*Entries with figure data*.

=-=-=-=-=

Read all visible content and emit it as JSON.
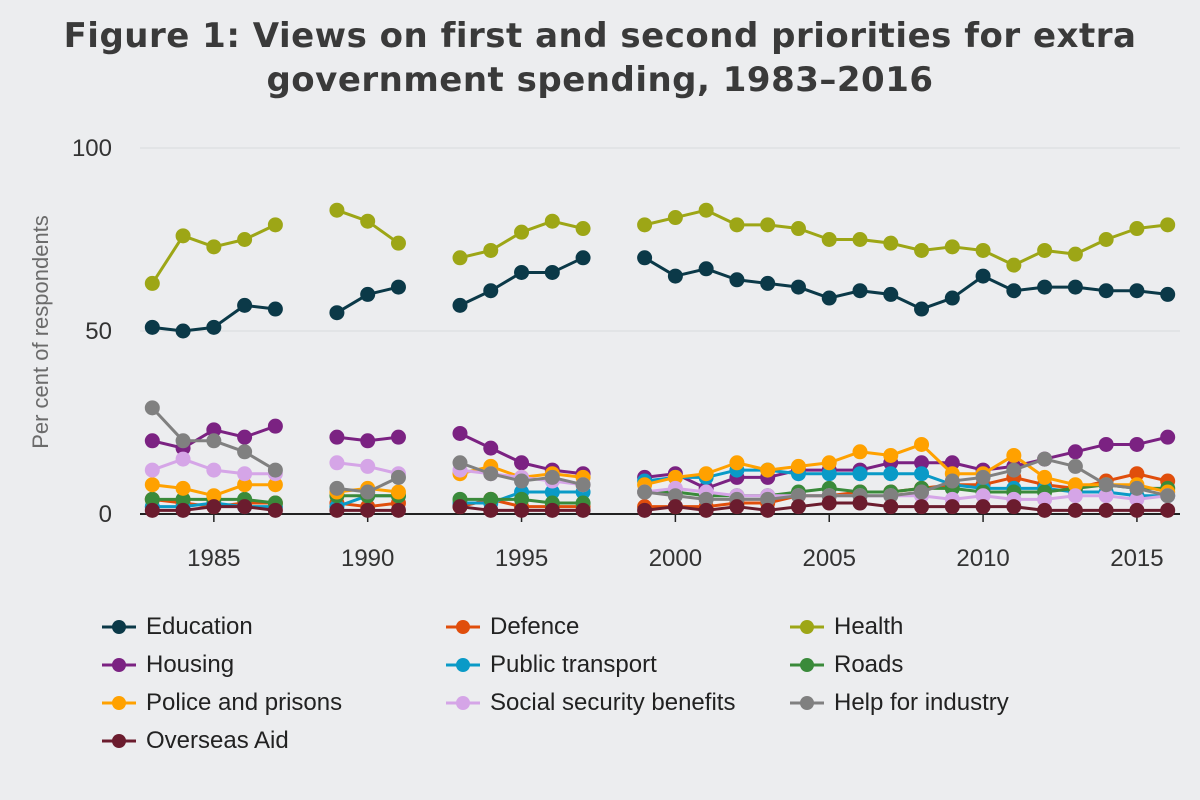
{
  "title_lines": [
    "Figure 1: Views on first and second priorities for extra",
    "government spending, 1983–2016"
  ],
  "chart_data": {
    "type": "line",
    "title": "Figure 1: Views on first and second priorities for extra government spending, 1983–2016",
    "xlabel": "",
    "ylabel": "Per cent of respondents",
    "xlim": [
      1982.6,
      2016.4
    ],
    "ylim": [
      0,
      100
    ],
    "yticks": [
      0,
      50,
      100
    ],
    "xticks": [
      1985,
      1990,
      1995,
      2000,
      2005,
      2010,
      2015
    ],
    "grid": "horizontal",
    "legend_position": "bottom",
    "x": [
      1983,
      1984,
      1985,
      1986,
      1987,
      1989,
      1990,
      1991,
      1993,
      1994,
      1995,
      1996,
      1997,
      1999,
      2000,
      2001,
      2002,
      2003,
      2004,
      2005,
      2006,
      2007,
      2008,
      2009,
      2010,
      2011,
      2012,
      2013,
      2014,
      2015,
      2016
    ],
    "series": [
      {
        "name": "Education",
        "color": "#0B3948",
        "values": [
          51,
          50,
          51,
          57,
          56,
          55,
          60,
          62,
          57,
          61,
          66,
          66,
          70,
          70,
          65,
          67,
          64,
          63,
          62,
          59,
          61,
          60,
          56,
          59,
          65,
          61,
          62,
          62,
          61,
          61,
          60
        ]
      },
      {
        "name": "Defence",
        "color": "#E04E0C",
        "values": [
          4,
          3,
          2,
          3,
          3,
          3,
          2,
          3,
          2,
          4,
          2,
          2,
          2,
          2,
          2,
          2,
          3,
          3,
          5,
          5,
          6,
          6,
          7,
          8,
          8,
          10,
          8,
          7,
          9,
          11,
          9
        ]
      },
      {
        "name": "Health",
        "color": "#9DA616",
        "values": [
          63,
          76,
          73,
          75,
          79,
          83,
          80,
          74,
          70,
          72,
          77,
          80,
          78,
          79,
          81,
          83,
          79,
          79,
          78,
          75,
          75,
          74,
          72,
          73,
          72,
          68,
          72,
          71,
          75,
          78,
          79
        ]
      },
      {
        "name": "Housing",
        "color": "#7B2282",
        "values": [
          20,
          18,
          23,
          21,
          24,
          21,
          20,
          21,
          22,
          18,
          14,
          12,
          11,
          10,
          11,
          7,
          10,
          10,
          12,
          12,
          12,
          14,
          14,
          14,
          12,
          13,
          15,
          17,
          19,
          19,
          21
        ]
      },
      {
        "name": "Public transport",
        "color": "#0A9AC7",
        "values": [
          2,
          2,
          3,
          2,
          2,
          2,
          5,
          5,
          3,
          3,
          6,
          6,
          6,
          9,
          10,
          10,
          12,
          12,
          11,
          11,
          11,
          11,
          11,
          8,
          7,
          7,
          7,
          6,
          6,
          5,
          5
        ]
      },
      {
        "name": "Roads",
        "color": "#3A8A3A",
        "values": [
          4,
          4,
          4,
          4,
          3,
          5,
          5,
          5,
          4,
          4,
          4,
          3,
          3,
          6,
          6,
          5,
          5,
          5,
          6,
          7,
          6,
          6,
          7,
          7,
          6,
          6,
          6,
          7,
          8,
          7,
          7
        ]
      },
      {
        "name": "Police and prisons",
        "color": "#FFA100",
        "values": [
          8,
          7,
          5,
          8,
          8,
          6,
          7,
          6,
          11,
          13,
          10,
          11,
          10,
          8,
          10,
          11,
          14,
          12,
          13,
          14,
          17,
          16,
          19,
          11,
          11,
          16,
          10,
          8,
          8,
          8,
          6
        ]
      },
      {
        "name": "Social security benefits",
        "color": "#D5A5E7",
        "values": [
          12,
          15,
          12,
          11,
          11,
          14,
          13,
          11,
          12,
          11,
          10,
          9,
          8,
          6,
          7,
          6,
          5,
          5,
          5,
          5,
          5,
          5,
          5,
          4,
          5,
          4,
          4,
          5,
          5,
          4,
          5
        ]
      },
      {
        "name": "Help for industry",
        "color": "#808080",
        "values": [
          29,
          20,
          20,
          17,
          12,
          7,
          6,
          10,
          14,
          11,
          9,
          10,
          8,
          6,
          5,
          4,
          4,
          4,
          5,
          5,
          5,
          5,
          6,
          9,
          10,
          12,
          15,
          13,
          8,
          7,
          5
        ]
      },
      {
        "name": "Overseas Aid",
        "color": "#6B1C2E",
        "values": [
          1,
          1,
          2,
          2,
          1,
          1,
          1,
          1,
          2,
          1,
          1,
          1,
          1,
          1,
          2,
          1,
          2,
          1,
          2,
          3,
          3,
          2,
          2,
          2,
          2,
          2,
          1,
          1,
          1,
          1,
          1
        ]
      }
    ]
  }
}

=-=-=-=-=

*Stated problem*. Gather every line containing the word "extra" and copy it.

*Full response*.
    "Figure 1: Views on first and second priorities for extra",
    "title": "Figure 1: Views on first and second priorities for extra government spending, 1983–2016",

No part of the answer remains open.